§ Aim
Every entry below must be repeated exactly; skip the pictures.

§ Data to use
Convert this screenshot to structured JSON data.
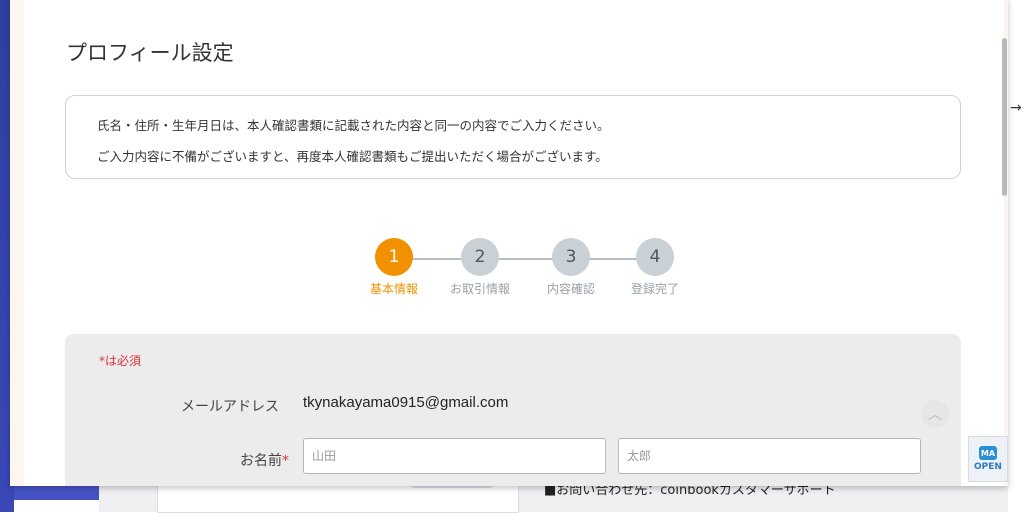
{
  "page": {
    "title": "プロフィール設定"
  },
  "info": {
    "line1": "氏名・住所・生年月日は、本人確認書類に記載された内容と同一の内容でご入力ください。",
    "line2": "ご入力内容に不備がございますと、再度本人確認書類もご提出いただく場合がございます。"
  },
  "stepper": {
    "steps": [
      {
        "number": "1",
        "label": "基本情報",
        "active": true
      },
      {
        "number": "2",
        "label": "お取引情報",
        "active": false
      },
      {
        "number": "3",
        "label": "内容確認",
        "active": false
      },
      {
        "number": "4",
        "label": "登録完了",
        "active": false
      }
    ]
  },
  "form": {
    "required_note": "*は必須",
    "email_label": "メールアドレス",
    "email_value": "tkynakayama0915@gmail.com",
    "name_label": "お名前",
    "required_mark": "*",
    "last_name_placeholder": "山田",
    "first_name_placeholder": "太郎"
  },
  "background": {
    "notice": "■お問い合わせ先：coinbookカスタマーサポート",
    "arrow": "→"
  },
  "badge": {
    "logo_text": "MA",
    "label": "OPEN"
  },
  "colors": {
    "accent": "#f29100",
    "required": "#e0303a",
    "inactive_step": "#c9d0d6"
  }
}
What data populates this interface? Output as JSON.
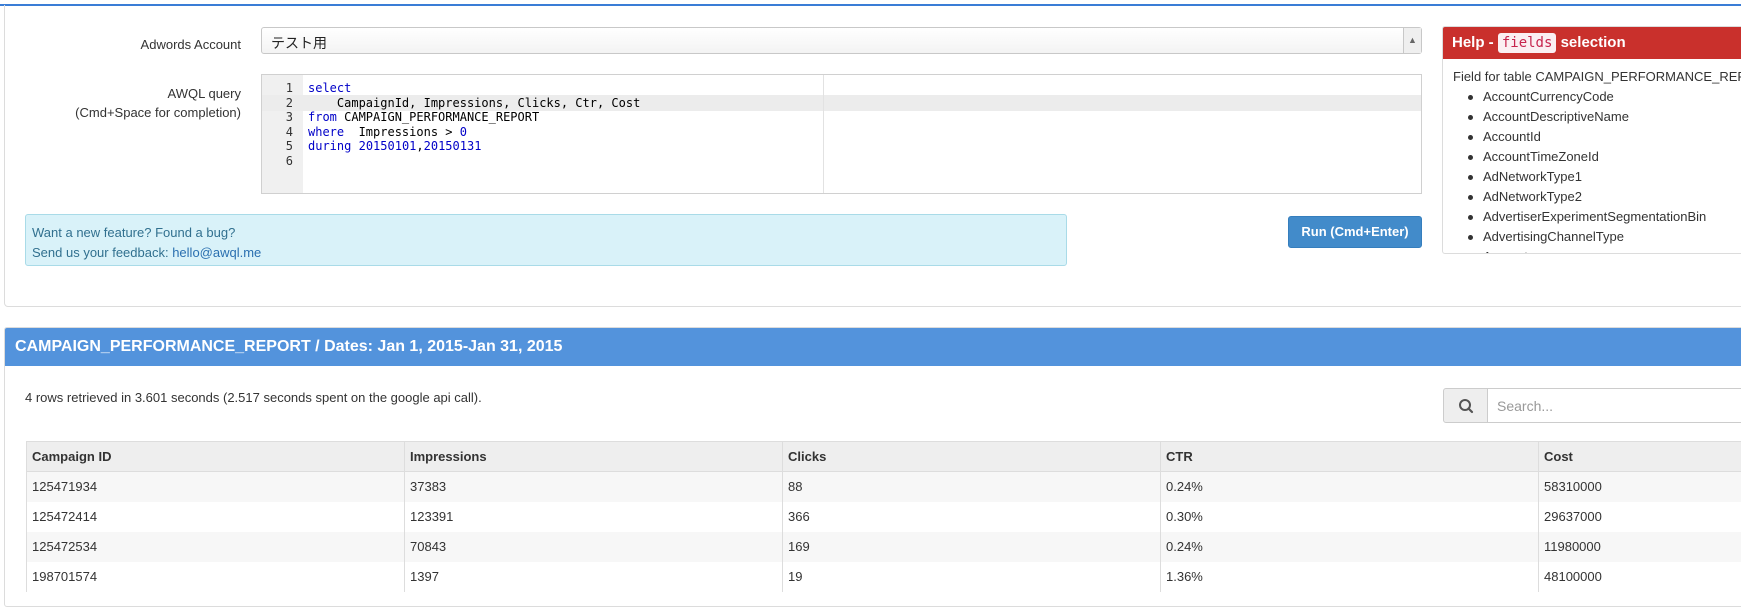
{
  "form": {
    "account_label": "Adwords Account",
    "account_value": "テスト用",
    "query_label": "AWQL query",
    "query_hint": "(Cmd+Space for completion)",
    "run_button": "Run (Cmd+Enter)"
  },
  "editor": {
    "line_numbers": [
      "1",
      "2",
      "3",
      "4",
      "5",
      "6"
    ],
    "active_line": 2,
    "lines": [
      "select",
      "    CampaignId, Impressions, Clicks, Ctr, Cost",
      "from CAMPAIGN_PERFORMANCE_REPORT",
      "where  Impressions > 0",
      "during 20150101,20150131",
      ""
    ]
  },
  "feedback": {
    "line1": "Want a new feature? Found a bug?",
    "line2_prefix": "Send us your feedback: ",
    "email": "hello@awql.me"
  },
  "help": {
    "title_prefix": "Help - ",
    "title_code": "fields",
    "title_suffix": " selection",
    "intro": "Field for table CAMPAIGN_PERFORMANCE_REPORT",
    "fields": [
      "AccountCurrencyCode",
      "AccountDescriptiveName",
      "AccountId",
      "AccountTimeZoneId",
      "AdNetworkType1",
      "AdNetworkType2",
      "AdvertiserExperimentSegmentationBin",
      "AdvertisingChannelType",
      "Amount"
    ]
  },
  "results": {
    "title": "CAMPAIGN_PERFORMANCE_REPORT / Dates: Jan 1, 2015-Jan 31, 2015",
    "info": "4 rows retrieved in 3.601 seconds (2.517 seconds spent on the google api call).",
    "search_placeholder": "Search...",
    "columns": [
      "Campaign ID",
      "Impressions",
      "Clicks",
      "CTR",
      "Cost"
    ],
    "rows": [
      [
        "125471934",
        "37383",
        "88",
        "0.24%",
        "58310000"
      ],
      [
        "125472414",
        "123391",
        "366",
        "0.30%",
        "29637000"
      ],
      [
        "125472534",
        "70843",
        "169",
        "0.24%",
        "11980000"
      ],
      [
        "198701574",
        "1397",
        "19",
        "1.36%",
        "48100000"
      ]
    ]
  },
  "colors": {
    "accent": "#3a7dd6",
    "results_header": "#5393dc",
    "help_header": "#c9302c",
    "run_button": "#428bca",
    "feedback_bg": "#d9f2f9"
  },
  "icons": {
    "search": "search-icon",
    "dropdown": "chevron-down-icon"
  }
}
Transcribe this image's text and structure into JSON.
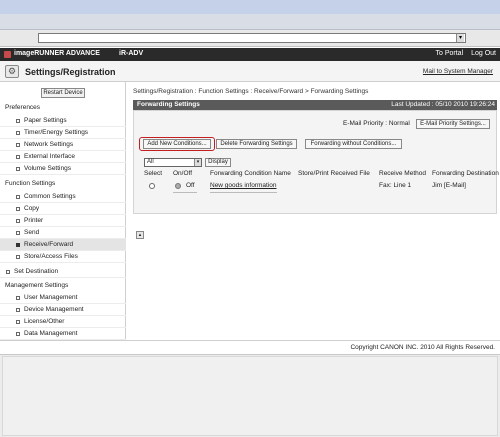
{
  "header": {
    "brand": "imageRUNNER ADVANCE",
    "model": "iR-ADV",
    "to_portal": "To Portal",
    "log_out": "Log Out"
  },
  "title_bar": {
    "title": "Settings/Registration",
    "mail_link": "Mail to System Manager"
  },
  "sidebar": {
    "restart_label": "Restart Device",
    "preferences_title": "Preferences",
    "preferences": [
      "Paper Settings",
      "Timer/Energy Settings",
      "Network Settings",
      "External Interface",
      "Volume Settings"
    ],
    "function_title": "Function Settings",
    "function_items": [
      "Common Settings",
      "Copy",
      "Printer",
      "Send",
      "Receive/Forward",
      "Store/Access Files"
    ],
    "set_destination": "Set Destination",
    "management_title": "Management Settings",
    "management_items": [
      "User Management",
      "Device Management",
      "License/Other",
      "Data Management"
    ]
  },
  "main": {
    "breadcrumb": "Settings/Registration : Function Settings : Receive/Forward > Forwarding Settings",
    "panel_title": "Forwarding Settings",
    "last_updated": "Last Updated : 05/10 2010 19:26:24",
    "email_priority_label": "E-Mail Priority : Normal",
    "email_priority_button": "E-Mail Priority Settings...",
    "add_button": "Add New Conditions...",
    "delete_button": "Delete Forwarding Settings",
    "without_button": "Forwarding without Conditions...",
    "filter_value": "All",
    "display_button": "Display",
    "columns": [
      "Select",
      "On/Off",
      "Forwarding Condition Name",
      "Store/Print Received File",
      "Receive Method",
      "Forwarding Destination"
    ],
    "row": {
      "onoff": "Off",
      "name": "New goods information",
      "store_print": "",
      "method": "Fax: Line 1",
      "destination": "Jim [E-Mail]"
    }
  },
  "footer": {
    "copyright": "Copyright CANON INC. 2010 All Rights Reserved."
  }
}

§ Worked answer
Convert this screenshot to structured JSON data.
{
  "page": {
    "title": "プロフィール設定"
  },
  "info": {
    "line1": "氏名・住所・生年月日は、本人確認書類に記載された内容と同一の内容でご入力ください。",
    "line2": "ご入力内容に不備がございますと、再度本人確認書類もご提出いただく場合がございます。"
  },
  "stepper": {
    "steps": [
      {
        "number": "1",
        "label": "基本情報",
        "active": true
      },
      {
        "number": "2",
        "label": "お取引情報",
        "active": false
      },
      {
        "number": "3",
        "label": "内容確認",
        "active": false
      },
      {
        "number": "4",
        "label": "登録完了",
        "active": false
      }
    ]
  },
  "form": {
    "required_note": "*は必須",
    "email_label": "メールアドレス",
    "email_value": "tkynakayama0915@gmail.com",
    "name_label": "お名前",
    "required_mark": "*",
    "last_name_placeholder": "山田",
    "first_name_placeholder": "太郎"
  },
  "background": {
    "notice": "■お問い合わせ先：coinbookカスタマーサポート",
    "arrow": "→"
  },
  "badge": {
    "logo_text": "MA",
    "label": "OPEN"
  },
  "colors": {
    "accent": "#f29100",
    "required": "#e0303a",
    "inactive_step": "#c9d0d6"
  }
}
What data populates this interface? Output as JSON.
{
  "form": {
    "account_label": "Adwords Account",
    "account_value": "テスト用",
    "query_label": "AWQL query",
    "query_hint": "(Cmd+Space for completion)",
    "run_button": "Run (Cmd+Enter)"
  },
  "editor": {
    "line_numbers": [
      "1",
      "2",
      "3",
      "4",
      "5",
      "6"
    ],
    "active_line": 2,
    "lines": [
      "select",
      "    CampaignId, Impressions, Clicks, Ctr, Cost",
      "from CAMPAIGN_PERFORMANCE_REPORT",
      "where  Impressions > 0",
      "during 20150101,20150131",
      ""
    ]
  },
  "feedback": {
    "line1": "Want a new feature? Found a bug?",
    "line2_prefix": "Send us your feedback: ",
    "email": "hello@awql.me"
  },
  "help": {
    "title_prefix": "Help - ",
    "title_code": "fields",
    "title_suffix": " selection",
    "intro": "Field for table CAMPAIGN_PERFORMANCE_REPORT",
    "fields": [
      "AccountCurrencyCode",
      "AccountDescriptiveName",
      "AccountId",
      "AccountTimeZoneId",
      "AdNetworkType1",
      "AdNetworkType2",
      "AdvertiserExperimentSegmentationBin",
      "AdvertisingChannelType",
      "Amount"
    ]
  },
  "results": {
    "title": "CAMPAIGN_PERFORMANCE_REPORT / Dates: Jan 1, 2015-Jan 31, 2015",
    "info": "4 rows retrieved in 3.601 seconds (2.517 seconds spent on the google api call).",
    "search_placeholder": "Search...",
    "columns": [
      "Campaign ID",
      "Impressions",
      "Clicks",
      "CTR",
      "Cost"
    ],
    "rows": [
      [
        "125471934",
        "37383",
        "88",
        "0.24%",
        "58310000"
      ],
      [
        "125472414",
        "123391",
        "366",
        "0.30%",
        "29637000"
      ],
      [
        "125472534",
        "70843",
        "169",
        "0.24%",
        "11980000"
      ],
      [
        "198701574",
        "1397",
        "19",
        "1.36%",
        "48100000"
      ]
    ]
  },
  "colors": {
    "accent": "#3a7dd6",
    "results_header": "#5393dc",
    "help_header": "#c9302c",
    "run_button": "#428bca",
    "feedback_bg": "#d9f2f9"
  },
  "icons": {
    "search": "search-icon",
    "dropdown": "chevron-down-icon"
  }
}
Transcribe this image's text and structure into JSON.
{
  "header": {
    "brand": "imageRUNNER ADVANCE",
    "model": "iR-ADV",
    "to_portal": "To Portal",
    "log_out": "Log Out"
  },
  "title_bar": {
    "title": "Settings/Registration",
    "mail_link": "Mail to System Manager"
  },
  "sidebar": {
    "restart_label": "Restart Device",
    "preferences_title": "Preferences",
    "preferences": [
      "Paper Settings",
      "Timer/Energy Settings",
      "Network Settings",
      "External Interface",
      "Volume Settings"
    ],
    "function_title": "Function Settings",
    "function_items": [
      "Common Settings",
      "Copy",
      "Printer",
      "Send",
      "Receive/Forward",
      "Store/Access Files"
    ],
    "set_destination": "Set Destination",
    "management_title": "Management Settings",
    "management_items": [
      "User Management",
      "Device Management",
      "License/Other",
      "Data Management"
    ]
  },
  "main": {
    "breadcrumb": "Settings/Registration : Function Settings : Receive/Forward > Forwarding Settings",
    "panel_title": "Forwarding Settings",
    "last_updated": "Last Updated : 05/10 2010 19:26:24",
    "email_priority_label": "E-Mail Priority : Normal",
    "email_priority_button": "E-Mail Priority Settings...",
    "add_button": "Add New Conditions...",
    "delete_button": "Delete Forwarding Settings",
    "without_button": "Forwarding without Conditions...",
    "filter_value": "All",
    "display_button": "Display",
    "columns": [
      "Select",
      "On/Off",
      "Forwarding Condition Name",
      "Store/Print Received File",
      "Receive Method",
      "Forwarding Destination"
    ],
    "row": {
      "onoff": "Off",
      "name": "New goods information",
      "store_print": "",
      "method": "Fax: Line 1",
      "destination": "Jim [E-Mail]"
    }
  },
  "footer": {
    "copyright": "Copyright CANON INC. 2010 All Rights Reserved."
  }
}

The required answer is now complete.